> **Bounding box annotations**
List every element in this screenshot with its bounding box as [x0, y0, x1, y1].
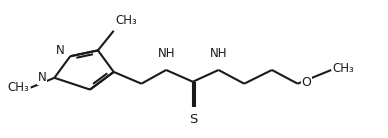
Text: N: N [55, 44, 64, 57]
Text: S: S [189, 113, 197, 126]
Text: NH: NH [210, 47, 227, 60]
Text: CH₃: CH₃ [7, 81, 29, 94]
Text: CH₃: CH₃ [116, 14, 137, 27]
Text: NH: NH [158, 47, 175, 60]
Text: N: N [160, 47, 168, 60]
Text: N: N [38, 71, 47, 84]
Text: H: H [164, 47, 173, 60]
Text: CH₃: CH₃ [332, 63, 354, 75]
Text: O: O [301, 76, 312, 89]
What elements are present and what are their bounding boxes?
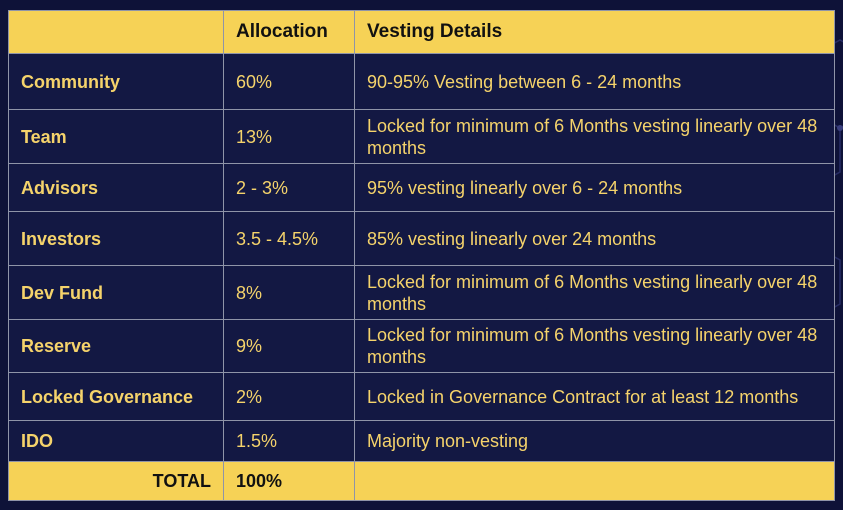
row-vesting-details: Majority non-vesting xyxy=(354,420,835,462)
header-cell-allocation: Allocation xyxy=(223,10,355,54)
row-allocation: 8% xyxy=(223,265,355,320)
row-allocation: 60% xyxy=(223,53,355,110)
table-row: Advisors 2 - 3% 95% vesting linearly ove… xyxy=(8,163,835,212)
row-vesting-details: 85% vesting linearly over 24 months xyxy=(354,211,835,266)
row-vesting-details: 95% vesting linearly over 6 - 24 months xyxy=(354,163,835,212)
row-label: Locked Governance xyxy=(8,372,224,421)
table-total-row: TOTAL 100% xyxy=(8,461,835,501)
allocation-table-container: Allocation Vesting Details Community 60%… xyxy=(8,10,835,501)
table-row: Locked Governance 2% Locked in Governanc… xyxy=(8,372,835,421)
row-vesting-details: 90-95% Vesting between 6 - 24 months xyxy=(354,53,835,110)
total-vesting-details xyxy=(354,461,835,501)
table-row: IDO 1.5% Majority non-vesting xyxy=(8,420,835,462)
header-cell-vesting-details: Vesting Details xyxy=(354,10,835,54)
row-vesting-details: Locked for minimum of 6 Months vesting l… xyxy=(354,265,835,320)
table-header-row: Allocation Vesting Details xyxy=(8,10,835,54)
table-row: Reserve 9% Locked for minimum of 6 Month… xyxy=(8,319,835,373)
table-row: Dev Fund 8% Locked for minimum of 6 Mont… xyxy=(8,265,835,320)
row-label: Dev Fund xyxy=(8,265,224,320)
table-row: Community 60% 90-95% Vesting between 6 -… xyxy=(8,53,835,110)
row-allocation: 13% xyxy=(223,109,355,164)
row-allocation: 2% xyxy=(223,372,355,421)
row-label: Advisors xyxy=(8,163,224,212)
row-label: Investors xyxy=(8,211,224,266)
allocation-table: Allocation Vesting Details Community 60%… xyxy=(8,10,835,501)
total-label: TOTAL xyxy=(8,461,224,501)
row-allocation: 2 - 3% xyxy=(223,163,355,212)
row-allocation: 3.5 - 4.5% xyxy=(223,211,355,266)
row-label: Community xyxy=(8,53,224,110)
table-row: Team 13% Locked for minimum of 6 Months … xyxy=(8,109,835,164)
row-label: Reserve xyxy=(8,319,224,373)
row-allocation: 1.5% xyxy=(223,420,355,462)
row-label: Team xyxy=(8,109,224,164)
row-vesting-details: Locked for minimum of 6 Months vesting l… xyxy=(354,109,835,164)
row-vesting-details: Locked for minimum of 6 Months vesting l… xyxy=(354,319,835,373)
row-allocation: 9% xyxy=(223,319,355,373)
row-label: IDO xyxy=(8,420,224,462)
table-row: Investors 3.5 - 4.5% 85% vesting linearl… xyxy=(8,211,835,266)
header-cell-category xyxy=(8,10,224,54)
row-vesting-details: Locked in Governance Contract for at lea… xyxy=(354,372,835,421)
total-allocation: 100% xyxy=(223,461,355,501)
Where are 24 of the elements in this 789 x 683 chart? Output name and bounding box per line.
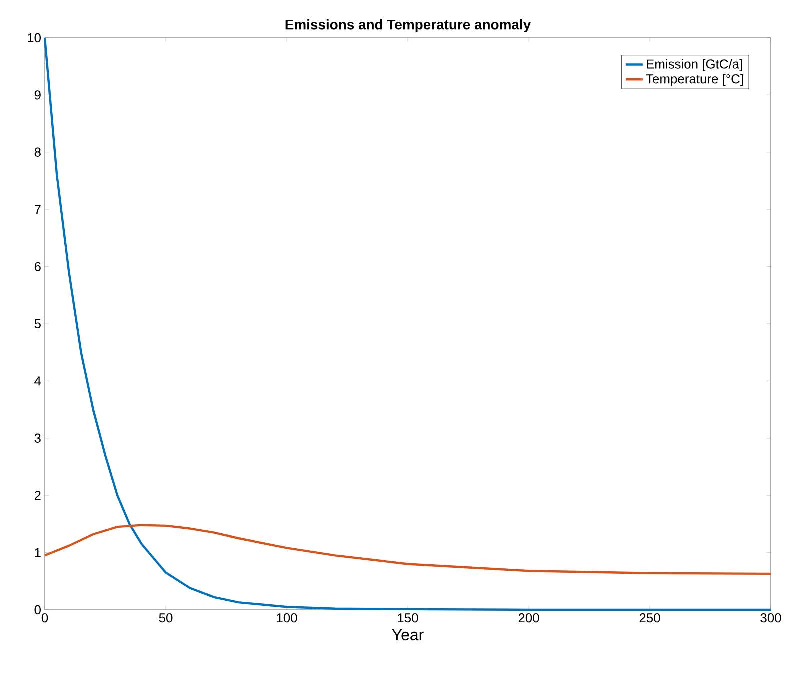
y-tick-label: 8 <box>34 148 41 157</box>
y-tick-label: 3 <box>34 434 41 443</box>
y-tick-label: 6 <box>34 262 41 272</box>
y-tick-label: 2 <box>34 491 41 500</box>
x-tick-label: 300 <box>760 614 782 623</box>
x-tick-label: 50 <box>159 614 173 623</box>
x-tick-label: 250 <box>640 614 660 623</box>
legend-label: Emission [GtC/a] <box>647 59 742 72</box>
x-tick-label: 200 <box>518 614 540 623</box>
line-series <box>44 524 772 576</box>
line-series <box>44 36 772 612</box>
y-tick-label: 5 <box>34 319 41 329</box>
y-tick-label: 9 <box>34 90 41 100</box>
x-axis-title: Year <box>392 630 424 641</box>
x-tick-label: 0 <box>42 614 48 623</box>
y-tick-label: 1 <box>35 548 41 558</box>
chart-title: Emissions and Temperature anomaly <box>286 19 532 32</box>
x-tick-label: 100 <box>277 614 298 623</box>
y-tick-label: 4 <box>34 376 42 386</box>
y-tick-label: 0 <box>34 605 41 615</box>
y-tick-label: 7 <box>34 205 41 214</box>
legend-label: Temperature [°C] <box>646 74 744 86</box>
x-tick-label: 150 <box>398 614 418 623</box>
y-tick-label: 10 <box>28 33 41 43</box>
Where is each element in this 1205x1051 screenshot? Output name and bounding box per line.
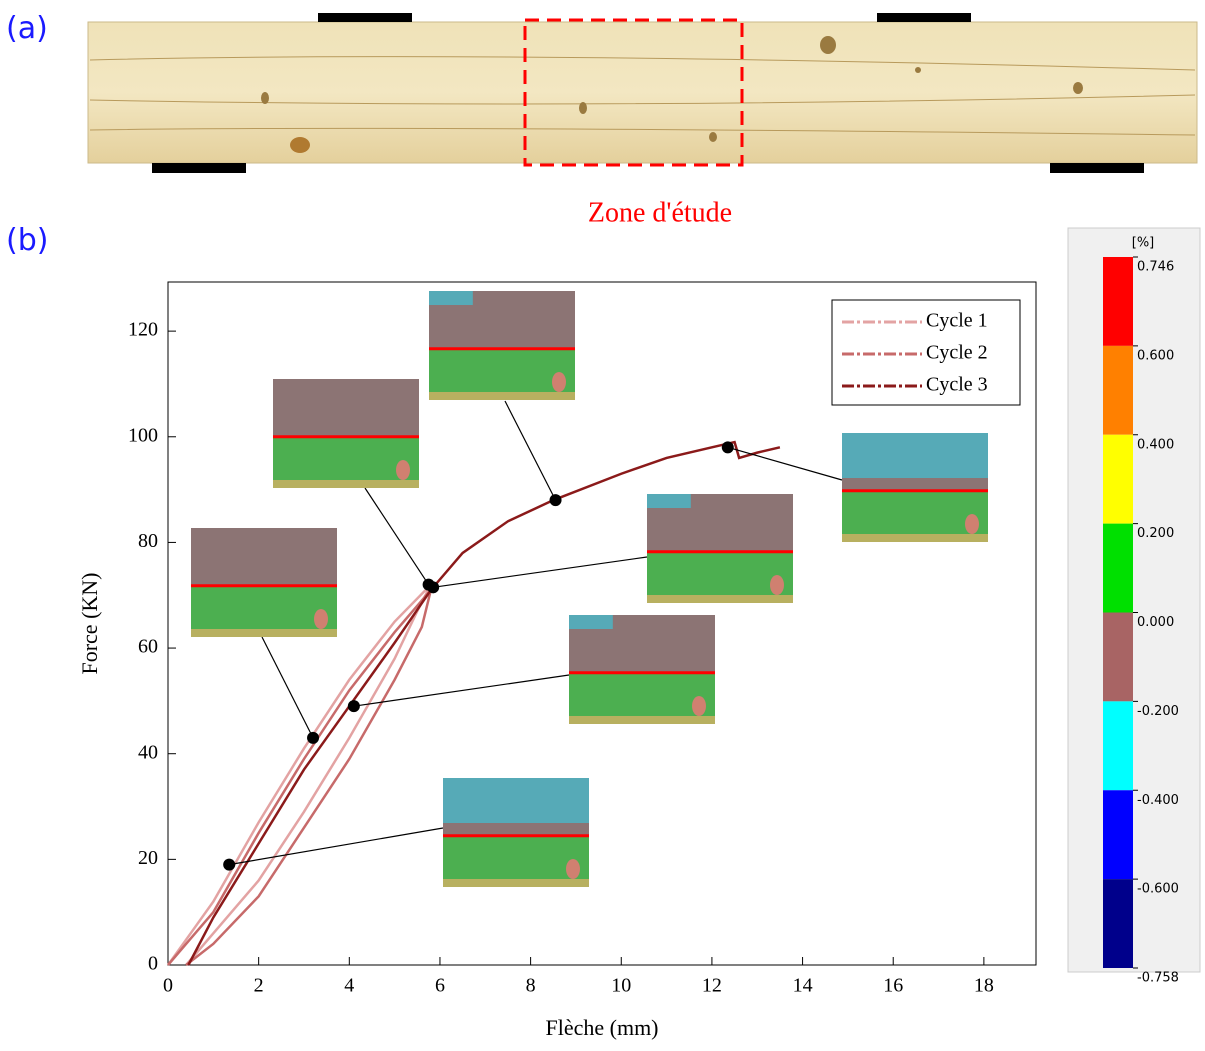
leader-line <box>433 556 648 588</box>
study-zone <box>523 18 744 167</box>
inset-lower <box>842 490 988 542</box>
legend-label: Cycle 1 <box>926 310 988 332</box>
inset-hotspot <box>314 609 328 629</box>
knots <box>261 36 1083 153</box>
y-tick-label: 0 <box>148 953 158 975</box>
inset-hotspot <box>552 372 566 392</box>
inset-hotspot <box>770 575 784 595</box>
colorbar-tick-label: -0.200 <box>1137 704 1179 719</box>
marker <box>307 731 320 744</box>
inset-edge <box>569 716 715 724</box>
supports <box>152 13 1144 173</box>
leader-line <box>727 446 843 481</box>
annotation: Zone d'étude <box>588 197 732 228</box>
inset-lower <box>273 436 419 488</box>
dic-inset <box>569 615 715 724</box>
inset-lower <box>569 672 715 724</box>
leader-line <box>229 827 444 866</box>
inset-hotspot <box>965 514 979 534</box>
inset-upper <box>273 379 419 437</box>
x-tick-label: 12 <box>702 975 722 997</box>
inset-edge <box>647 595 793 603</box>
colorbar-tick-label: 0.746 <box>1137 260 1174 275</box>
colorbar-segment <box>1103 523 1133 613</box>
leader-line <box>353 674 570 707</box>
dic-inset <box>273 379 419 488</box>
colorbar-tick-label: 0.000 <box>1137 615 1174 630</box>
colorbar-tick-label: 0.400 <box>1137 437 1174 452</box>
x-tick-label: 0 <box>163 975 173 997</box>
colorbar-tick-label: 0.600 <box>1137 348 1174 363</box>
x-tick-label: 18 <box>974 975 994 997</box>
dic-inset <box>647 494 793 603</box>
x-tick-label: 6 <box>435 975 445 997</box>
colorbar-tick-label: -0.758 <box>1137 971 1179 986</box>
legend-label: Cycle 2 <box>926 342 988 364</box>
colorbar-tick-label: -0.400 <box>1137 793 1179 808</box>
line-series <box>187 440 781 966</box>
leader-line <box>504 400 557 501</box>
colorbar-segment <box>1103 790 1133 880</box>
inset-upper <box>191 528 337 586</box>
colorbar-tick-label: -0.600 <box>1137 882 1179 897</box>
leader-line <box>364 487 430 586</box>
x-tick-label: 4 <box>344 975 354 997</box>
inset-edge <box>273 480 419 488</box>
y-tick-label: 60 <box>138 636 158 658</box>
inset-cyan <box>842 433 988 478</box>
dic-inset <box>443 778 589 887</box>
inset-hotspot <box>566 859 580 879</box>
marker <box>223 858 236 871</box>
colorbar-segment <box>1103 612 1133 702</box>
x-tick-label: 10 <box>611 975 631 997</box>
colorbar-segment <box>1103 434 1133 524</box>
inset-cyan <box>429 291 473 305</box>
legend-label: Cycle 3 <box>926 374 988 396</box>
colorbar-panel <box>1067 227 1201 973</box>
leader-line <box>261 636 314 739</box>
panel-label: (b) <box>6 223 48 258</box>
inset-edge <box>191 629 337 637</box>
wood-grain <box>89 56 1196 136</box>
inset-hotspot <box>692 696 706 716</box>
marker <box>427 581 440 594</box>
marker <box>347 700 360 713</box>
y-tick-label: 120 <box>128 319 158 341</box>
colorbar-segment <box>1103 879 1133 968</box>
y-tick-label: 80 <box>138 530 158 552</box>
inset-lower <box>443 835 589 887</box>
inset-hotspot <box>396 460 410 480</box>
dic-inset <box>842 433 988 542</box>
beam <box>87 21 1198 164</box>
x-tick-label: 16 <box>883 975 903 997</box>
colorbar-segment <box>1103 701 1133 791</box>
x-tick-label: 2 <box>254 975 264 997</box>
colorbar-segment <box>1103 345 1133 435</box>
marker <box>549 494 562 507</box>
dic-inset <box>191 528 337 637</box>
y-tick-label: 100 <box>128 424 158 446</box>
y-tick-label: 40 <box>138 741 158 763</box>
y-axis-label: Force (KN) <box>77 572 102 674</box>
x-tick-label: 14 <box>793 975 813 997</box>
panel-label: (a) <box>6 11 48 46</box>
dic-inset <box>429 291 575 400</box>
y-tick-label: 20 <box>138 847 158 869</box>
marker <box>721 441 734 454</box>
colorbar-segment <box>1103 257 1133 346</box>
inset-edge <box>443 879 589 887</box>
inset-lower <box>191 585 337 637</box>
inset-cyan <box>569 615 613 629</box>
inset-lower <box>647 551 793 603</box>
x-tick-label: 8 <box>526 975 536 997</box>
inset-edge <box>429 392 575 400</box>
inset-cyan <box>443 778 589 823</box>
inset-lower <box>429 348 575 400</box>
colorbar-tick-label: 0.200 <box>1137 526 1174 541</box>
x-axis-label: Flèche (mm) <box>545 1015 658 1040</box>
inset-edge <box>842 534 988 542</box>
colorbar-label: [%] <box>1132 236 1155 251</box>
inset-cyan <box>647 494 691 508</box>
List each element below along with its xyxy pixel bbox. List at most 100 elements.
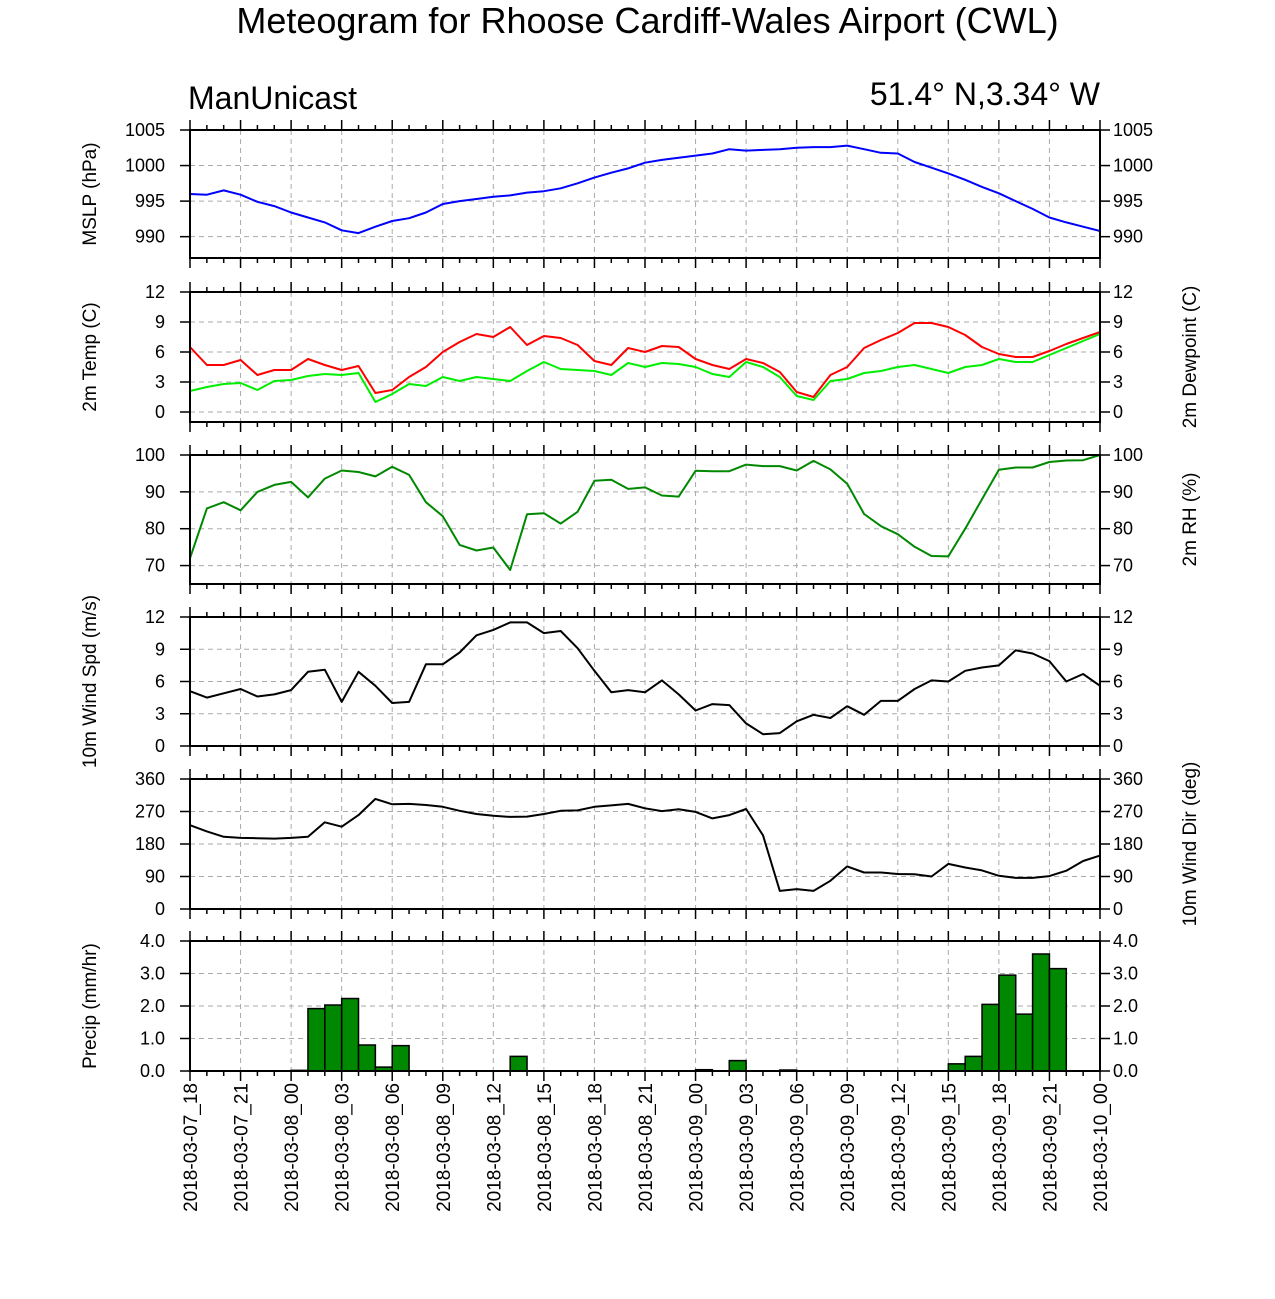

> **What the task asks**
Reproduce everything from "y-tick-label: 8 <box>34 148 41 157</box>" down to "y-tick-label: 1 <box>35 548 41 558</box>", with "y-tick-label" replaced by "vertical-tick-label" and all else unchanged. Give only those lines.

> **Completed task**
vertical-tick-label: 8 <box>34 148 41 157</box>
vertical-tick-label: 3 <box>34 434 41 443</box>
vertical-tick-label: 6 <box>34 262 41 272</box>
vertical-tick-label: 2 <box>34 491 41 500</box>
x-tick-label: 300 <box>760 614 782 623</box>
x-tick-label: 50 <box>159 614 173 623</box>
x-tick-label: 250 <box>640 614 660 623</box>
legend-label: Emission [GtC/a] <box>647 59 742 72</box>
x-tick-label: 200 <box>518 614 540 623</box>
line-series <box>44 524 772 576</box>
line-series <box>44 36 772 612</box>
vertical-tick-label: 5 <box>34 319 41 329</box>
vertical-tick-label: 9 <box>34 90 41 100</box>
x-axis-title: Year <box>392 630 424 641</box>
x-tick-label: 0 <box>42 614 48 623</box>
vertical-tick-label: 1 <box>35 548 41 558</box>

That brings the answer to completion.